══ Task input ══
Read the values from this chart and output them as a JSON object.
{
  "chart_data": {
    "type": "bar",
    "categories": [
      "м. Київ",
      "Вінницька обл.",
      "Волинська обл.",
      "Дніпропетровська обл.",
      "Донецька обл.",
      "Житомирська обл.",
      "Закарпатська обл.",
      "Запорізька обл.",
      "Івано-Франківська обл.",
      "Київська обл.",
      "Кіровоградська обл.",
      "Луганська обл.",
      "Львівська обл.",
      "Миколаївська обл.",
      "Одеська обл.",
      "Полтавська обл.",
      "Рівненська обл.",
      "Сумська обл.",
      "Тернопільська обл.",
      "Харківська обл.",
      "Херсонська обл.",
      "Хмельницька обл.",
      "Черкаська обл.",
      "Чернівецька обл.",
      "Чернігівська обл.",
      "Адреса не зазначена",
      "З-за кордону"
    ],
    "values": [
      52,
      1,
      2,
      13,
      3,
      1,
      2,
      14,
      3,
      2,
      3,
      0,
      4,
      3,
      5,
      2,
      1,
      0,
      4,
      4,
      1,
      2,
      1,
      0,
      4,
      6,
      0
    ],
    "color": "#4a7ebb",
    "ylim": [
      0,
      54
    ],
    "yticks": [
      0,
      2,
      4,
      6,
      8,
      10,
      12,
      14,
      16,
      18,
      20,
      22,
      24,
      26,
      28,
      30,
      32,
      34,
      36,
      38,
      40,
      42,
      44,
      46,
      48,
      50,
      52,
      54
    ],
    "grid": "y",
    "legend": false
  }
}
═══
══ Task input ══
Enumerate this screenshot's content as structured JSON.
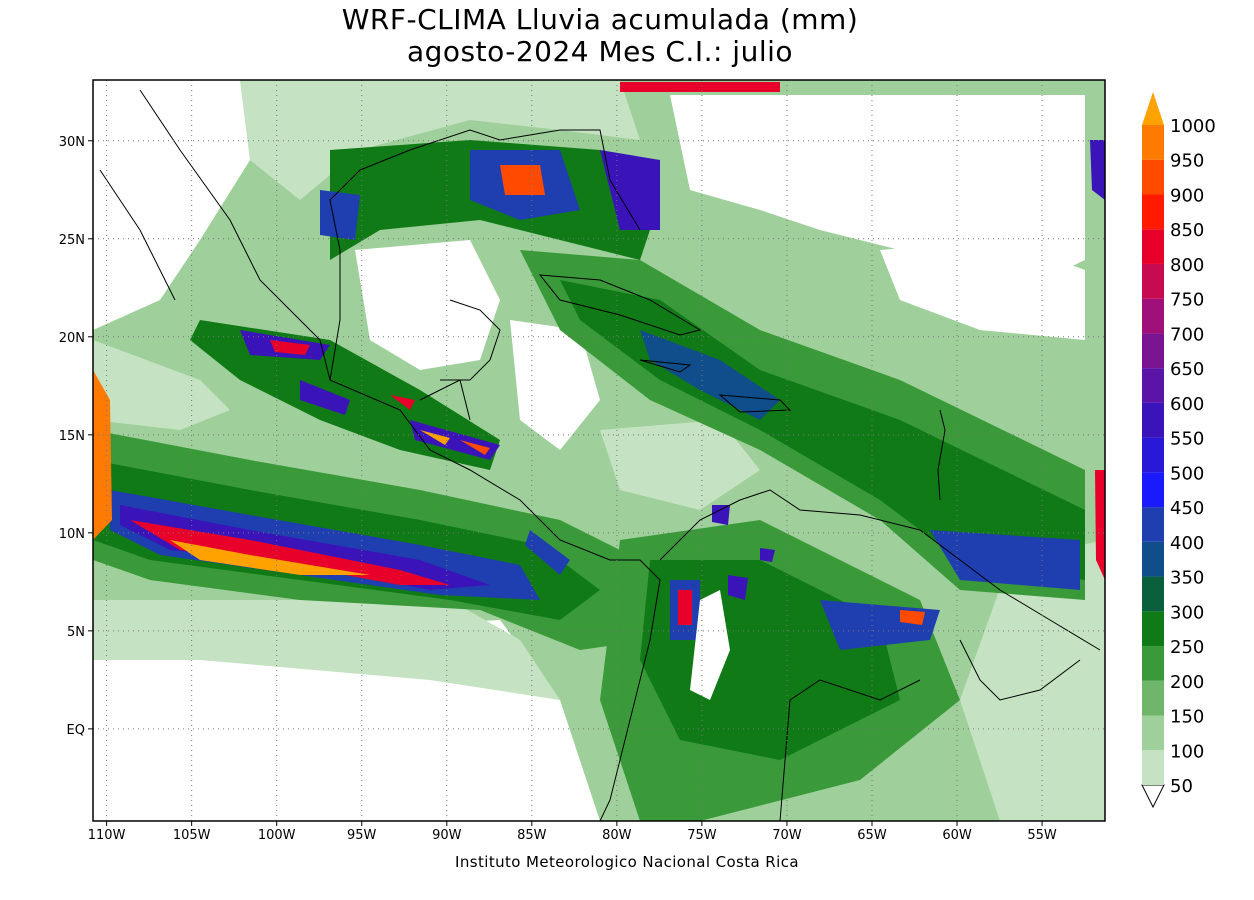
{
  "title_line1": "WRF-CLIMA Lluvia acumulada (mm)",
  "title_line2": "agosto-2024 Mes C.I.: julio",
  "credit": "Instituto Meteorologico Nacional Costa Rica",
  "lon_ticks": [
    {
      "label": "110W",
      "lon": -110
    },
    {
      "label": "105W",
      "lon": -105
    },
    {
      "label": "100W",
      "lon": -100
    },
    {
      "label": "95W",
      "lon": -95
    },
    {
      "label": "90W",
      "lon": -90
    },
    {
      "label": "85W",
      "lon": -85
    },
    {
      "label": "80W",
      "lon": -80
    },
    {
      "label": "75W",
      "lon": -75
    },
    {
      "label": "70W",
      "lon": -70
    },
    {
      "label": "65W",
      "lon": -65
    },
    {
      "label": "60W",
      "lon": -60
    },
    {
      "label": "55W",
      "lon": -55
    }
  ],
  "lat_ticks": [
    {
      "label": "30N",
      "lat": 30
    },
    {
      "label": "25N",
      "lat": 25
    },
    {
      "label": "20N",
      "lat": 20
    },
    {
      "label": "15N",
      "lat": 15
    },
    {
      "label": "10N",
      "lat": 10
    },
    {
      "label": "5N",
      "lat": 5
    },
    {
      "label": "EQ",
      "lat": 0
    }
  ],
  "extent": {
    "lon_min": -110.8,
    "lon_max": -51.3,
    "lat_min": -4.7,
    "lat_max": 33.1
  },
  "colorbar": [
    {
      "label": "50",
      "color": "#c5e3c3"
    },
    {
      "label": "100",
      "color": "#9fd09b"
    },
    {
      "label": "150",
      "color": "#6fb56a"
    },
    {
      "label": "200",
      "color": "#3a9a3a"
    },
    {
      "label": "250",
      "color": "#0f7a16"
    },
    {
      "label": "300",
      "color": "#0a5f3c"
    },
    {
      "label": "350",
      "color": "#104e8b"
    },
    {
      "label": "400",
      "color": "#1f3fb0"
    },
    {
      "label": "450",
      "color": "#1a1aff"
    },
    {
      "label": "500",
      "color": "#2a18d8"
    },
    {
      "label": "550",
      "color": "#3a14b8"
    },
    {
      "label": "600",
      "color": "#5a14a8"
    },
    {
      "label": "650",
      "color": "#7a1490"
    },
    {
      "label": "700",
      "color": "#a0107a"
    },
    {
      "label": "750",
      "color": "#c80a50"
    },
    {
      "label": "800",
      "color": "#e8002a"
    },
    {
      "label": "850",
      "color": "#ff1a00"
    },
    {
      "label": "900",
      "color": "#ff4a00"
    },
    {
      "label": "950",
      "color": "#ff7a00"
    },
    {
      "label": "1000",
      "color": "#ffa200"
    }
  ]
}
═══
Written task: Only a number is wanted: how many lines of the material include the word "JSON".

Solution for this exercise: 2